■ Goal of the exercise
Which lines hold the word "content"? Copy each one.

■ The input
· · ·

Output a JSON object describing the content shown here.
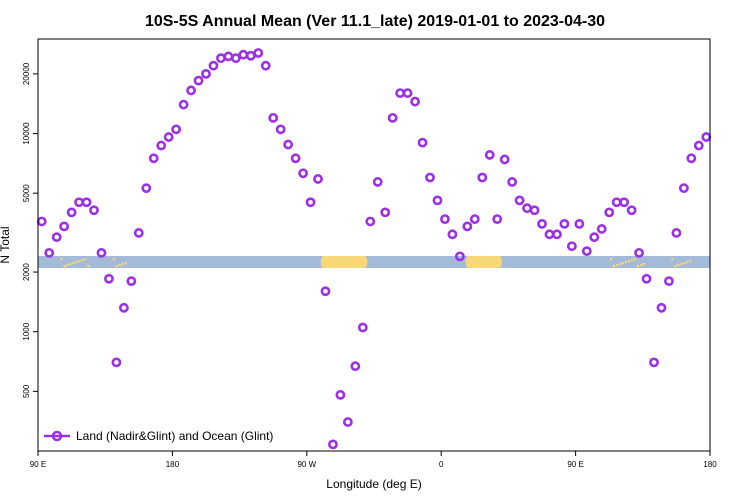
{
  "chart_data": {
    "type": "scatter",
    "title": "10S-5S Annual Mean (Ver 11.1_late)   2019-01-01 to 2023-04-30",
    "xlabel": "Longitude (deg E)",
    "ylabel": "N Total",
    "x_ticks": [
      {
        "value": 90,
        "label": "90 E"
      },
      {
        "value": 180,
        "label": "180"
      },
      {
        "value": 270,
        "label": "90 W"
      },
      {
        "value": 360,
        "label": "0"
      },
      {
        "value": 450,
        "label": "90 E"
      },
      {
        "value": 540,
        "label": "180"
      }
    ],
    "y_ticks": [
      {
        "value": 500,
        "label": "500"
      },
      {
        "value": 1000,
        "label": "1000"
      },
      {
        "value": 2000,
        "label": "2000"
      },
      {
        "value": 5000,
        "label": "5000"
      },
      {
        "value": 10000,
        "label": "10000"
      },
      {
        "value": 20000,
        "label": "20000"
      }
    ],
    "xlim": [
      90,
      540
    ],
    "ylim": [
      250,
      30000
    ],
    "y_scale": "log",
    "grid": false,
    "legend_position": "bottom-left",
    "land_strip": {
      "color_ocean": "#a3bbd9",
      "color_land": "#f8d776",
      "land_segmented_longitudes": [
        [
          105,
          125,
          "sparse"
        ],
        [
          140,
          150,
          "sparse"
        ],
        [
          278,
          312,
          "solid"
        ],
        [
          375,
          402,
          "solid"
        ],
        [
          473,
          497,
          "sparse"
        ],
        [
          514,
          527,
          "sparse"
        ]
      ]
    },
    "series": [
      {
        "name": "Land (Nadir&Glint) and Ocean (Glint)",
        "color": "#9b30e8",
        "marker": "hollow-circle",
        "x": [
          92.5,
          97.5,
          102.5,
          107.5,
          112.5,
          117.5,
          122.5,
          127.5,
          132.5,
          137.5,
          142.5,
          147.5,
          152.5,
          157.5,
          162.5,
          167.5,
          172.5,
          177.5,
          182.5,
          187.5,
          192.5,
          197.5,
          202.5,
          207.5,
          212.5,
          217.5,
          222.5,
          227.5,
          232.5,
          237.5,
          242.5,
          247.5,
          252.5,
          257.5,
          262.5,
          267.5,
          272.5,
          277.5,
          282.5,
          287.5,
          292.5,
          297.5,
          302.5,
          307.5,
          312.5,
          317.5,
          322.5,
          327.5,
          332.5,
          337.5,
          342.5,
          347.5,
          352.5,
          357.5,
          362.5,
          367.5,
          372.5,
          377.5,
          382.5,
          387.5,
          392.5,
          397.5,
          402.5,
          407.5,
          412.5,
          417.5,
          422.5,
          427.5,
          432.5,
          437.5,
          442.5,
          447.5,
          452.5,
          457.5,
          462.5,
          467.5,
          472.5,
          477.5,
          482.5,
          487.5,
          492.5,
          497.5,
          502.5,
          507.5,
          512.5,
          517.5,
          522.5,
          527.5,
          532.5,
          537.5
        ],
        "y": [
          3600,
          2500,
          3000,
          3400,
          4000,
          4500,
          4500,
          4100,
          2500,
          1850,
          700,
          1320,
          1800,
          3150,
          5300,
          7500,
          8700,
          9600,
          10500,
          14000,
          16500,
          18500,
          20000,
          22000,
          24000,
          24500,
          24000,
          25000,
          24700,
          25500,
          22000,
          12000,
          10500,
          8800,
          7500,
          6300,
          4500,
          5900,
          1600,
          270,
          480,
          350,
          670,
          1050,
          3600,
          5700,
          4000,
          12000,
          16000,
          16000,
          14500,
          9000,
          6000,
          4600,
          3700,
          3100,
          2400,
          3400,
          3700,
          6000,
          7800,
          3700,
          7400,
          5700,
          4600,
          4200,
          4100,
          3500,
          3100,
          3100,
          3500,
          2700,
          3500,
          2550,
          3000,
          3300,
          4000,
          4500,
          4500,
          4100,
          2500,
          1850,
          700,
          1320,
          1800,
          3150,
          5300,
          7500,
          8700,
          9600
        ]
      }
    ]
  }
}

· · ·

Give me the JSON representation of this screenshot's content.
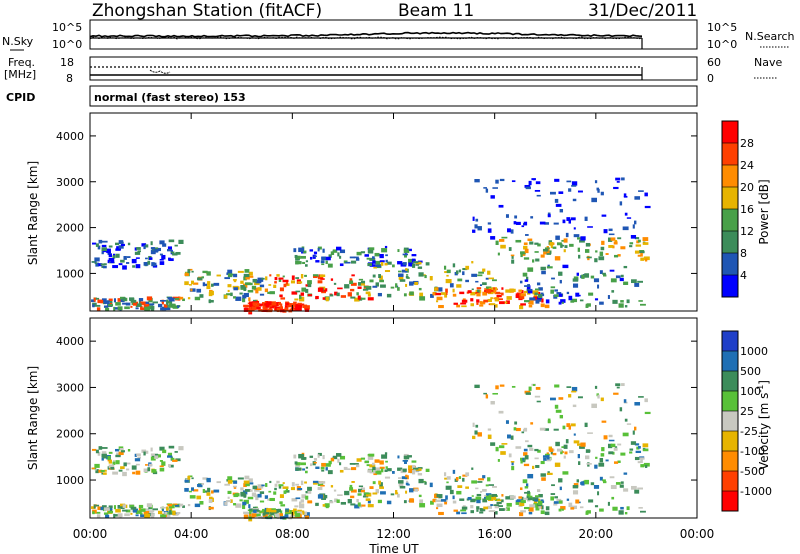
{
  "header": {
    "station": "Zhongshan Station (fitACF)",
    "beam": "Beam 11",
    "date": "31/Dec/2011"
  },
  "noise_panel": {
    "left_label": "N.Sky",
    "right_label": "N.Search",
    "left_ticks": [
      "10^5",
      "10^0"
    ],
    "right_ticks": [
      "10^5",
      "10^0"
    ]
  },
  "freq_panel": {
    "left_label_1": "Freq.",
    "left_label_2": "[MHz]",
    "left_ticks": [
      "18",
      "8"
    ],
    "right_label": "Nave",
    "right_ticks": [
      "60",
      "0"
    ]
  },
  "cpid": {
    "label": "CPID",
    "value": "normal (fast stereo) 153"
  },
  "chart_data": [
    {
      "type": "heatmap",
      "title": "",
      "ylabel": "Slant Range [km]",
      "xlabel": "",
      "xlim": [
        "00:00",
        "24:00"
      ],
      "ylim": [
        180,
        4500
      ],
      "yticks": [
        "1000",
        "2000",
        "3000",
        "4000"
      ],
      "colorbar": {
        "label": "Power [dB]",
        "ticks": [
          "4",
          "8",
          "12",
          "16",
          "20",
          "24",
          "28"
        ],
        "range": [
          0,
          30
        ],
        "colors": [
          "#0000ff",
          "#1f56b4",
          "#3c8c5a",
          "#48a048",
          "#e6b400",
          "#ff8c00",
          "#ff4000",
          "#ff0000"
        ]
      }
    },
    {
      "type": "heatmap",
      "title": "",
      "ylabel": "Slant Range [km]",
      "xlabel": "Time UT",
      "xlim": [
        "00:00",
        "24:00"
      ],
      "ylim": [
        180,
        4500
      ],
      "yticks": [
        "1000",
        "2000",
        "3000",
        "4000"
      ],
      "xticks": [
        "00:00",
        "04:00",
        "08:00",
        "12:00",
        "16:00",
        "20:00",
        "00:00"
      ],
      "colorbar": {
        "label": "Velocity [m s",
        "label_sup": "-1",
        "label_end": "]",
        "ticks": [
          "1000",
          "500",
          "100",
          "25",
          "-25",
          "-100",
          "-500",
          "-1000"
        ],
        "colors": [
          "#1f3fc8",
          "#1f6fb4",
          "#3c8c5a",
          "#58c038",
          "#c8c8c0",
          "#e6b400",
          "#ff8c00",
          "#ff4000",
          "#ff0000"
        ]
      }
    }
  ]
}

· · ·

■ Solved exercise
Output a JSON object describing the content shown here.
Give me the JSON representation of this screenshot's content.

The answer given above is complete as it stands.